Task directions –
Copy out each line of the records below verbatim, leaving out the pictures.

Saved data entries
-*-*-
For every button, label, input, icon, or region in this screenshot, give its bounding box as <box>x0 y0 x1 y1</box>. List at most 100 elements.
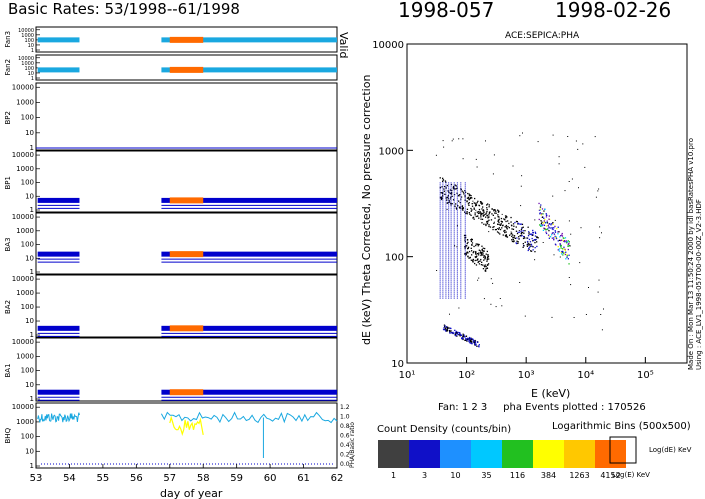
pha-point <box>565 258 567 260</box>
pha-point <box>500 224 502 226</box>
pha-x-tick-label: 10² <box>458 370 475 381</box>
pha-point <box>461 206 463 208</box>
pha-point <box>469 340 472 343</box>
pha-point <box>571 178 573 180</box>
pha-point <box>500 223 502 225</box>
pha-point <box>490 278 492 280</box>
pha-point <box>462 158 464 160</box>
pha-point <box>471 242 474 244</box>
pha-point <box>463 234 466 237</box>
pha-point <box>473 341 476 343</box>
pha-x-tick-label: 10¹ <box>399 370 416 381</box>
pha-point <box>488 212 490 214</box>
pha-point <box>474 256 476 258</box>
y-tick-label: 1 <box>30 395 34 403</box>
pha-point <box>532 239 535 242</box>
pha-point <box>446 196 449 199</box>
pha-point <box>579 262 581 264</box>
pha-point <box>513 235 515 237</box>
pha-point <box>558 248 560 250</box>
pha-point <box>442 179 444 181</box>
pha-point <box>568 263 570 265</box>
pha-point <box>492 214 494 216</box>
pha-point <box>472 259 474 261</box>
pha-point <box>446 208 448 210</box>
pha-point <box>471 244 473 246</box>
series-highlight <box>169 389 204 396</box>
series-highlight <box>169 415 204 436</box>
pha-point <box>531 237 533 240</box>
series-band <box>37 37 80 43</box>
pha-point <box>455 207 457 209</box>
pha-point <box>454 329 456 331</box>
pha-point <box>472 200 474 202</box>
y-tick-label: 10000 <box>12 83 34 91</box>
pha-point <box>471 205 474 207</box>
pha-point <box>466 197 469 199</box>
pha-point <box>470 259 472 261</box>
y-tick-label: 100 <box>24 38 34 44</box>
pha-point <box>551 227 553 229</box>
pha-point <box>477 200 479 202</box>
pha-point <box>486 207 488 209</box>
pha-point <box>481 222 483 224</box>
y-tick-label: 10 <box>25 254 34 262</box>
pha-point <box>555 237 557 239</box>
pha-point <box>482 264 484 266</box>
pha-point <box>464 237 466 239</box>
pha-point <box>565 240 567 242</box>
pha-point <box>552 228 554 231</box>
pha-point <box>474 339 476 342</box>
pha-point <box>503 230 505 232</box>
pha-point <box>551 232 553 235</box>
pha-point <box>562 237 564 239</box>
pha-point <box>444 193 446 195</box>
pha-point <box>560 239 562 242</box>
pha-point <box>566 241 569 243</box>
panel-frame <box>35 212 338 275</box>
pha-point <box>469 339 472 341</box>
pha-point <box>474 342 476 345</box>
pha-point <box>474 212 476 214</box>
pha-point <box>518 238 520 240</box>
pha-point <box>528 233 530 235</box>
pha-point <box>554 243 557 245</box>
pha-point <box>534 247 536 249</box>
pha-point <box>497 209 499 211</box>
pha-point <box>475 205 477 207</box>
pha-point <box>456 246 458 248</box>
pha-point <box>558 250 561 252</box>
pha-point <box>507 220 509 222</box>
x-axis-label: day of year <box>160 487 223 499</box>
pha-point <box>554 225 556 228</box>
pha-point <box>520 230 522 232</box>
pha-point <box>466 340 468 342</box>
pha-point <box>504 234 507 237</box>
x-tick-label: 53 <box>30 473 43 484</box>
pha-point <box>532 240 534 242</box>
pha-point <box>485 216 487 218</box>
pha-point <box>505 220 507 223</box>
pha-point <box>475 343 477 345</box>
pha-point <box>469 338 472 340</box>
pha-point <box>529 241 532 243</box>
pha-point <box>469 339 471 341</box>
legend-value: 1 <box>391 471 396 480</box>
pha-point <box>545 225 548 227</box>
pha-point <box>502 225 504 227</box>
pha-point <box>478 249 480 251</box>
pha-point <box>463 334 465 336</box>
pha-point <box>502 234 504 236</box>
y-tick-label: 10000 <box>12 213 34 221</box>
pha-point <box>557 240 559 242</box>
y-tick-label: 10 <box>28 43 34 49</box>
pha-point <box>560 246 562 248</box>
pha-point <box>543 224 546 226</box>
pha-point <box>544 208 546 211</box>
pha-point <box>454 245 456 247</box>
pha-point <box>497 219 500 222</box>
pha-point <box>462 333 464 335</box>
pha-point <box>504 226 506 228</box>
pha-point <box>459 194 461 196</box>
-*-*-
Correct response –
For every button, label, input, icon, or region in this screenshot, give its bounding box as <box>x0 y0 x1 y1</box>. List at most 100 elements.
pha-point <box>565 258 567 260</box>
pha-point <box>500 224 502 226</box>
pha-x-tick-label: 10² <box>458 370 475 381</box>
pha-point <box>461 206 463 208</box>
pha-point <box>469 340 472 343</box>
pha-point <box>571 178 573 180</box>
pha-point <box>500 223 502 225</box>
pha-point <box>490 278 492 280</box>
pha-point <box>462 158 464 160</box>
pha-point <box>471 242 474 244</box>
pha-point <box>463 234 466 237</box>
pha-point <box>473 341 476 343</box>
pha-x-tick-label: 10¹ <box>399 370 416 381</box>
pha-point <box>488 212 490 214</box>
pha-point <box>474 256 476 258</box>
y-tick-label: 1 <box>30 395 34 403</box>
pha-point <box>532 239 535 242</box>
pha-point <box>446 196 449 199</box>
pha-point <box>579 262 581 264</box>
pha-point <box>513 235 515 237</box>
pha-point <box>558 248 560 250</box>
pha-point <box>442 179 444 181</box>
pha-point <box>568 263 570 265</box>
pha-point <box>492 214 494 216</box>
pha-point <box>472 259 474 261</box>
pha-point <box>446 208 448 210</box>
pha-point <box>471 244 473 246</box>
series-highlight <box>169 389 204 396</box>
series-highlight <box>169 415 204 436</box>
pha-point <box>531 237 533 240</box>
series-band <box>37 37 80 43</box>
pha-point <box>455 207 457 209</box>
pha-point <box>454 329 456 331</box>
pha-point <box>472 200 474 202</box>
y-tick-label: 10000 <box>12 83 34 91</box>
pha-point <box>471 205 474 207</box>
pha-point <box>466 197 469 199</box>
pha-point <box>470 259 472 261</box>
y-tick-label: 100 <box>24 38 34 44</box>
pha-point <box>551 227 553 229</box>
pha-point <box>477 200 479 202</box>
pha-point <box>486 207 488 209</box>
pha-point <box>481 222 483 224</box>
y-tick-label: 10 <box>25 254 34 262</box>
pha-point <box>555 237 557 239</box>
pha-point <box>482 264 484 266</box>
pha-point <box>464 237 466 239</box>
pha-point <box>565 240 567 242</box>
pha-point <box>552 228 554 231</box>
pha-point <box>474 339 476 342</box>
pha-point <box>503 230 505 232</box>
pha-point <box>551 232 553 235</box>
pha-point <box>562 237 564 239</box>
pha-point <box>444 193 446 195</box>
pha-point <box>560 239 562 242</box>
pha-point <box>566 241 569 243</box>
panel-frame <box>35 212 338 275</box>
pha-point <box>469 339 472 341</box>
pha-point <box>474 342 476 345</box>
pha-point <box>474 212 476 214</box>
pha-point <box>518 238 520 240</box>
pha-point <box>528 233 530 235</box>
pha-point <box>554 243 557 245</box>
pha-point <box>534 247 536 249</box>
pha-point <box>497 209 499 211</box>
pha-point <box>475 205 477 207</box>
pha-point <box>456 246 458 248</box>
pha-point <box>558 250 561 252</box>
pha-point <box>507 220 509 222</box>
x-axis-label: day of year <box>160 487 223 499</box>
pha-point <box>554 225 556 228</box>
pha-point <box>520 230 522 232</box>
pha-point <box>466 340 468 342</box>
pha-point <box>504 234 507 237</box>
x-tick-label: 53 <box>30 473 43 484</box>
pha-point <box>532 240 534 242</box>
pha-point <box>485 216 487 218</box>
pha-point <box>505 220 507 223</box>
pha-point <box>475 343 477 345</box>
pha-point <box>469 338 472 340</box>
pha-point <box>529 241 532 243</box>
pha-point <box>469 339 471 341</box>
legend-value: 1 <box>391 471 396 480</box>
pha-point <box>545 225 548 227</box>
pha-point <box>502 225 504 227</box>
pha-point <box>478 249 480 251</box>
pha-point <box>463 334 465 336</box>
pha-point <box>502 234 504 236</box>
y-tick-label: 10000 <box>12 213 34 221</box>
pha-point <box>557 240 559 242</box>
y-tick-label: 10 <box>28 43 34 49</box>
pha-point <box>560 246 562 248</box>
pha-point <box>543 224 546 226</box>
pha-point <box>544 208 546 211</box>
pha-point <box>454 245 456 247</box>
pha-point <box>497 219 500 222</box>
pha-point <box>462 333 464 335</box>
pha-point <box>504 226 506 228</box>
pha-point <box>459 194 461 196</box>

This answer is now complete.